[YOUR OBJECTIVE]:
Say how many lines in the records include the string "current", adding no other words.
··········
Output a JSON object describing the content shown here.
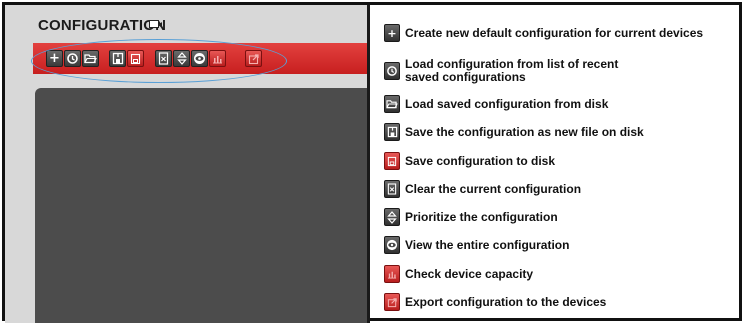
{
  "panel": {
    "title": "CONFIGURATION"
  },
  "toolbar": {
    "icons": [
      "plus-icon",
      "history-icon",
      "folder-open-icon",
      "save-as-icon",
      "save-icon",
      "clear-icon",
      "prioritize-icon",
      "view-icon",
      "capacity-icon",
      "export-icon"
    ]
  },
  "legend": {
    "items": [
      {
        "icon": "plus-icon",
        "text": "Create new default configuration for current devices"
      },
      {
        "icon": "history-icon",
        "text": "Load configuration from list of recent saved configurations"
      },
      {
        "icon": "folder-open-icon",
        "text": "Load saved configuration from disk"
      },
      {
        "icon": "save-as-icon",
        "text": "Save the configuration as new file on disk"
      },
      {
        "icon": "save-icon",
        "text": "Save configuration to disk"
      },
      {
        "icon": "clear-icon",
        "text": "Clear the current configuration"
      },
      {
        "icon": "prioritize-icon",
        "text": "Prioritize the configuration"
      },
      {
        "icon": "view-icon",
        "text": "View the entire configuration"
      },
      {
        "icon": "capacity-icon",
        "text": "Check device capacity"
      },
      {
        "icon": "export-icon",
        "text": "Export configuration to the devices"
      }
    ]
  },
  "colors": {
    "toolbar_red": "#d42a2a",
    "highlight_ellipse": "#5aa0d6",
    "canvas": "#4c4c4c"
  }
}
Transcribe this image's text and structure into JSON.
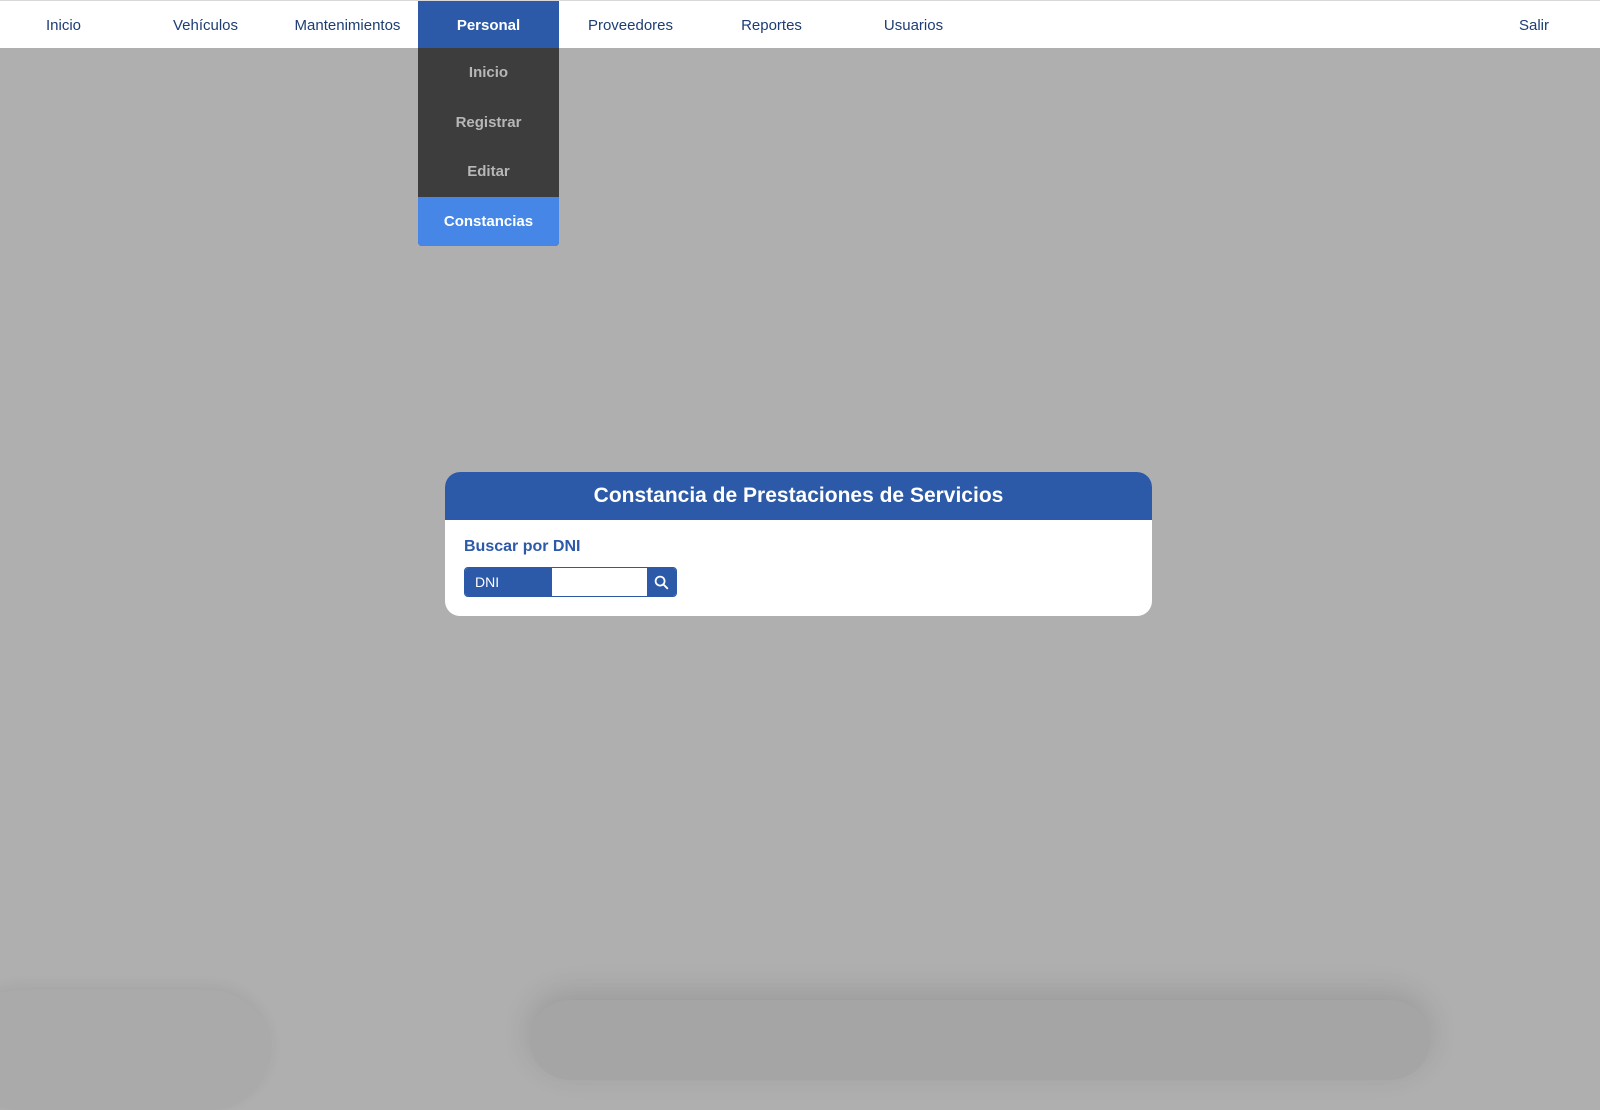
{
  "nav": {
    "items": [
      {
        "label": "Inicio"
      },
      {
        "label": "Vehículos"
      },
      {
        "label": "Mantenimientos"
      },
      {
        "label": "Personal"
      },
      {
        "label": "Proveedores"
      },
      {
        "label": "Reportes"
      },
      {
        "label": "Usuarios"
      }
    ],
    "active": "Personal",
    "exit_label": "Salir"
  },
  "dropdown": {
    "items": [
      {
        "label": "Inicio"
      },
      {
        "label": "Registrar"
      },
      {
        "label": "Editar"
      },
      {
        "label": "Constancias"
      }
    ],
    "selected": "Constancias"
  },
  "card": {
    "title": "Constancia de Prestaciones de Servicios",
    "search_label": "Buscar por DNI",
    "dni_addon": "DNI",
    "dni_value": "",
    "search_icon": "search-icon"
  },
  "colors": {
    "primary": "#2c5aa8",
    "selected": "#4586e6",
    "dropdown_bg": "#3d3d3d",
    "backdrop": "#afafaf"
  }
}
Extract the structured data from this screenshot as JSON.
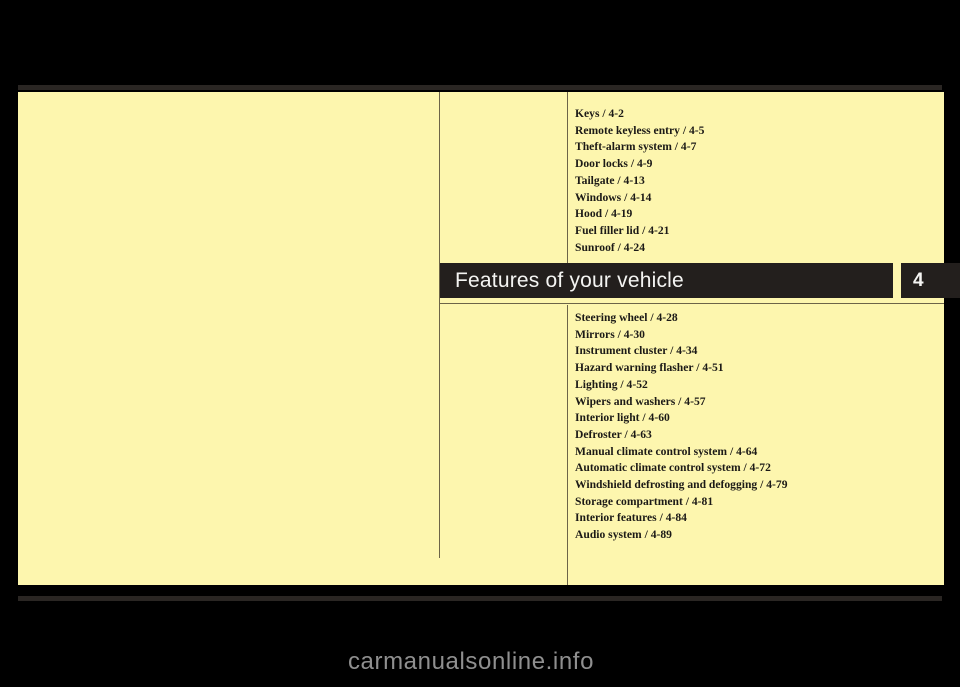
{
  "page": {
    "background_color": "#000000",
    "sheet_color": "#fdf6ae",
    "rule_color": "#2a2623",
    "hairline_color": "#6c6448"
  },
  "banner": {
    "title": "Features of your vehicle",
    "chapter_number": "4",
    "background_color": "#231f1d",
    "text_color": "#f4f4f2"
  },
  "toc": {
    "upper_items": [
      "Keys / 4-2",
      "Remote keyless entry / 4-5",
      "Theft-alarm system / 4-7",
      "Door locks / 4-9",
      "Tailgate / 4-13",
      "Windows / 4-14",
      "Hood / 4-19",
      "Fuel filler lid / 4-21",
      "Sunroof / 4-24"
    ],
    "lower_items": [
      "Steering wheel / 4-28",
      "Mirrors / 4-30",
      "Instrument cluster / 4-34",
      "Hazard warning flasher / 4-51",
      "Lighting / 4-52",
      "Wipers and washers / 4-57",
      "Interior light / 4-60",
      "Defroster / 4-63",
      "Manual climate control system / 4-64",
      "Automatic climate control system / 4-72",
      "Windshield defrosting and defogging / 4-79",
      "Storage compartment / 4-81",
      "Interior features / 4-84",
      "Audio system / 4-89"
    ]
  },
  "watermark": {
    "text": "carmanualsonline.info",
    "color": "#8f8f8f"
  }
}
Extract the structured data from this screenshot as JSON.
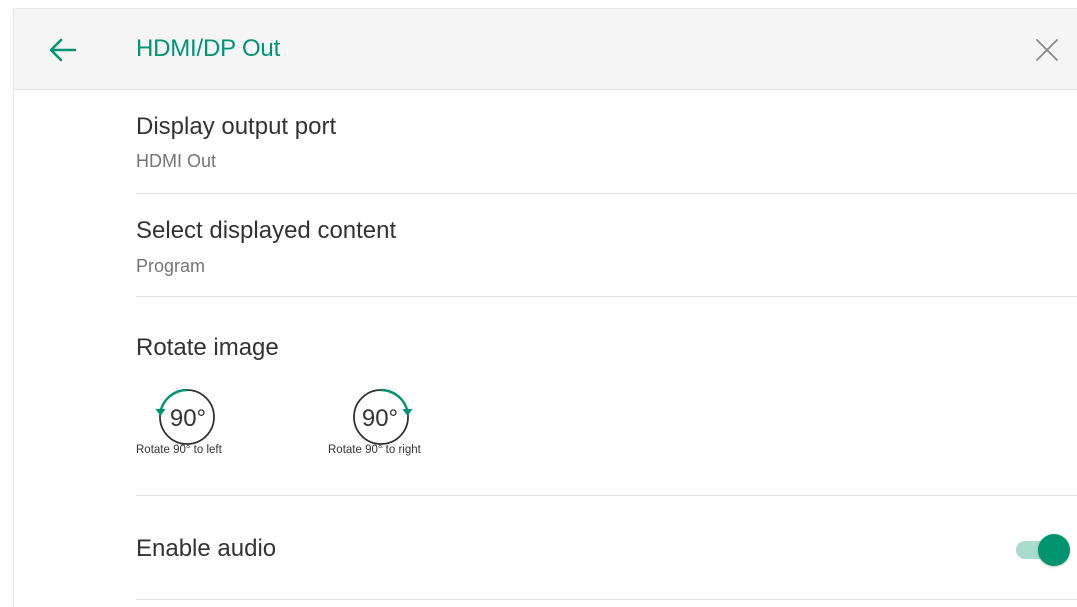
{
  "header": {
    "title": "HDMI/DP Out",
    "back_icon": "arrow-left-icon",
    "close_icon": "close-icon"
  },
  "settings": {
    "display_output_port": {
      "label": "Display output port",
      "value": "HDMI Out"
    },
    "select_displayed_content": {
      "label": "Select displayed content",
      "value": "Program"
    },
    "rotate_image": {
      "label": "Rotate image",
      "left": {
        "degrees": "90°",
        "caption": "Rotate 90° to left",
        "icon": "rotate-left-icon"
      },
      "right": {
        "degrees": "90°",
        "caption": "Rotate 90° to right",
        "icon": "rotate-right-icon"
      }
    },
    "enable_audio": {
      "label": "Enable audio",
      "enabled": true
    }
  },
  "colors": {
    "accent": "#009473",
    "toggle_track": "#a9dccd",
    "header_bg": "#f5f5f5",
    "text_primary": "#333333",
    "text_secondary": "#757575"
  }
}
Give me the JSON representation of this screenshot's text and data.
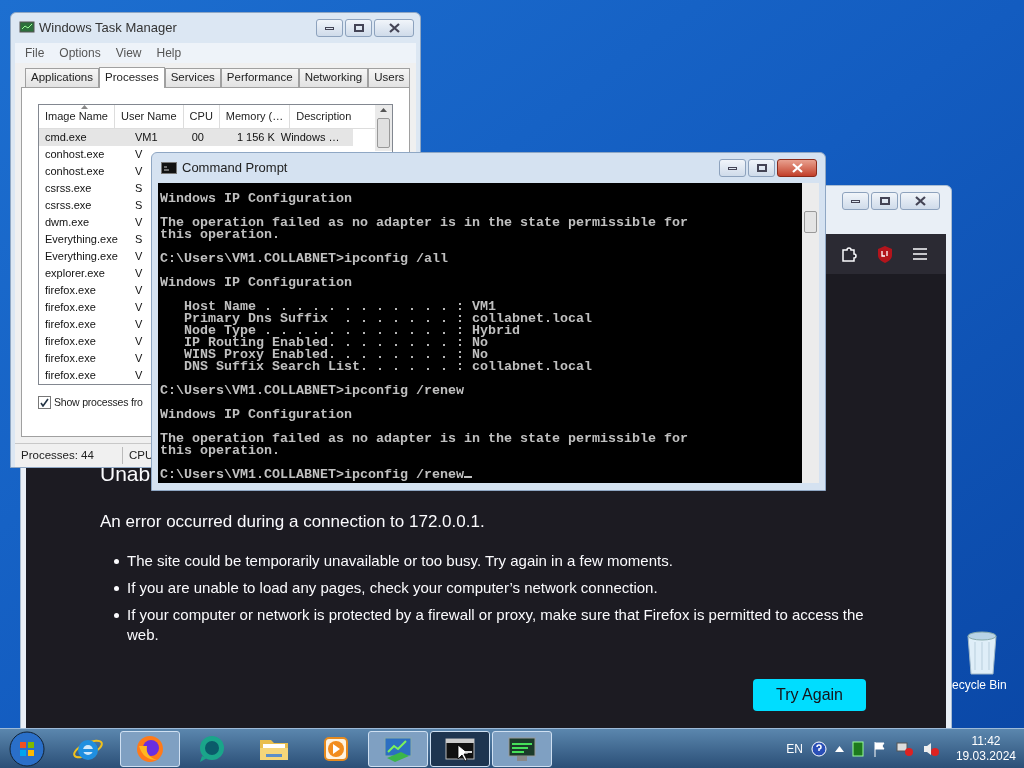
{
  "task_manager": {
    "title": "Windows Task Manager",
    "menu": [
      "File",
      "Options",
      "View",
      "Help"
    ],
    "tabs": [
      {
        "label": "Applications",
        "selected": false
      },
      {
        "label": "Processes",
        "selected": true
      },
      {
        "label": "Services",
        "selected": false
      },
      {
        "label": "Performance",
        "selected": false
      },
      {
        "label": "Networking",
        "selected": false
      },
      {
        "label": "Users",
        "selected": false
      }
    ],
    "columns": [
      "Image Name",
      "User Name",
      "CPU",
      "Memory (…",
      "Description"
    ],
    "rows": [
      {
        "image": "cmd.exe",
        "user": "VM1",
        "cpu": "00",
        "memory": "1 156 K",
        "description": "Windows …",
        "selected": true
      },
      {
        "image": "conhost.exe",
        "user": "V",
        "selected": false
      },
      {
        "image": "conhost.exe",
        "user": "V",
        "selected": false
      },
      {
        "image": "csrss.exe",
        "user": "S",
        "selected": false
      },
      {
        "image": "csrss.exe",
        "user": "S",
        "selected": false
      },
      {
        "image": "dwm.exe",
        "user": "V",
        "selected": false
      },
      {
        "image": "Everything.exe",
        "user": "S",
        "selected": false
      },
      {
        "image": "Everything.exe",
        "user": "V",
        "selected": false
      },
      {
        "image": "explorer.exe",
        "user": "V",
        "selected": false
      },
      {
        "image": "firefox.exe",
        "user": "V",
        "selected": false
      },
      {
        "image": "firefox.exe",
        "user": "V",
        "selected": false
      },
      {
        "image": "firefox.exe",
        "user": "V",
        "selected": false
      },
      {
        "image": "firefox.exe",
        "user": "V",
        "selected": false
      },
      {
        "image": "firefox.exe",
        "user": "V",
        "selected": false
      },
      {
        "image": "firefox.exe",
        "user": "V",
        "selected": false
      }
    ],
    "show_all": {
      "label": "Show processes fro",
      "checked": true
    },
    "status": [
      "Processes: 44",
      "CPU"
    ]
  },
  "console": {
    "title": "Command Prompt",
    "blocks": [
      [
        "Windows IP Configuration"
      ],
      [
        "The operation failed as no adapter is in the state permissible for",
        "this operation."
      ],
      [
        "C:\\Users\\VM1.COLLABNET>ipconfig /all"
      ],
      [
        "Windows IP Configuration"
      ],
      [
        "   Host Name . . . . . . . . . . . . : VM1",
        "   Primary Dns Suffix  . . . . . . . : collabnet.local",
        "   Node Type . . . . . . . . . . . . : Hybrid",
        "   IP Routing Enabled. . . . . . . . : No",
        "   WINS Proxy Enabled. . . . . . . . : No",
        "   DNS Suffix Search List. . . . . . : collabnet.local"
      ],
      [
        "C:\\Users\\VM1.COLLABNET>ipconfig /renew"
      ],
      [
        "Windows IP Configuration"
      ],
      [
        "The operation failed as no adapter is in the state permissible for",
        "this operation."
      ],
      [
        "C:\\Users\\VM1.COLLABNET>ipconfig /renew"
      ]
    ]
  },
  "browser": {
    "heading": "Unab",
    "message": "An error occurred during a connection to 172.0.0.1.",
    "bullets": [
      "The site could be temporarily unavailable or too busy. Try again in a few moments.",
      "If you are unable to load any pages, check your computer’s network connection.",
      "If your computer or network is protected by a firewall or proxy, make sure that Firefox is permitted to access the web."
    ],
    "button": "Try Again"
  },
  "desktop_icons": [
    {
      "label": "ecycle Bin"
    }
  ],
  "taskbar": {
    "apps": [
      {
        "kind": "ie",
        "open": false,
        "selected": false
      },
      {
        "kind": "firefox",
        "open": true,
        "selected": false
      },
      {
        "kind": "chat",
        "open": false,
        "selected": false
      },
      {
        "kind": "folder",
        "open": false,
        "selected": false
      },
      {
        "kind": "media",
        "open": false,
        "selected": false
      },
      {
        "kind": "taskmgr",
        "open": true,
        "selected": false
      },
      {
        "kind": "console",
        "open": true,
        "selected": true
      },
      {
        "kind": "network",
        "open": true,
        "selected": false
      }
    ],
    "language": "EN",
    "time": "11:42",
    "date": "19.03.2024"
  }
}
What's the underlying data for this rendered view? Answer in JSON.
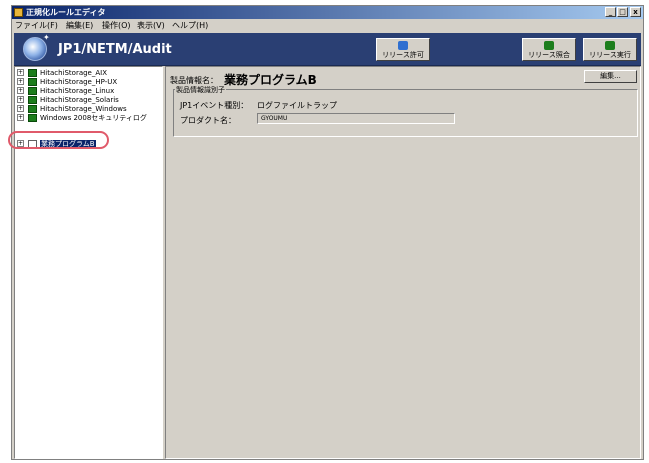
··········
[RESPONSE TO THIS TASK]:
2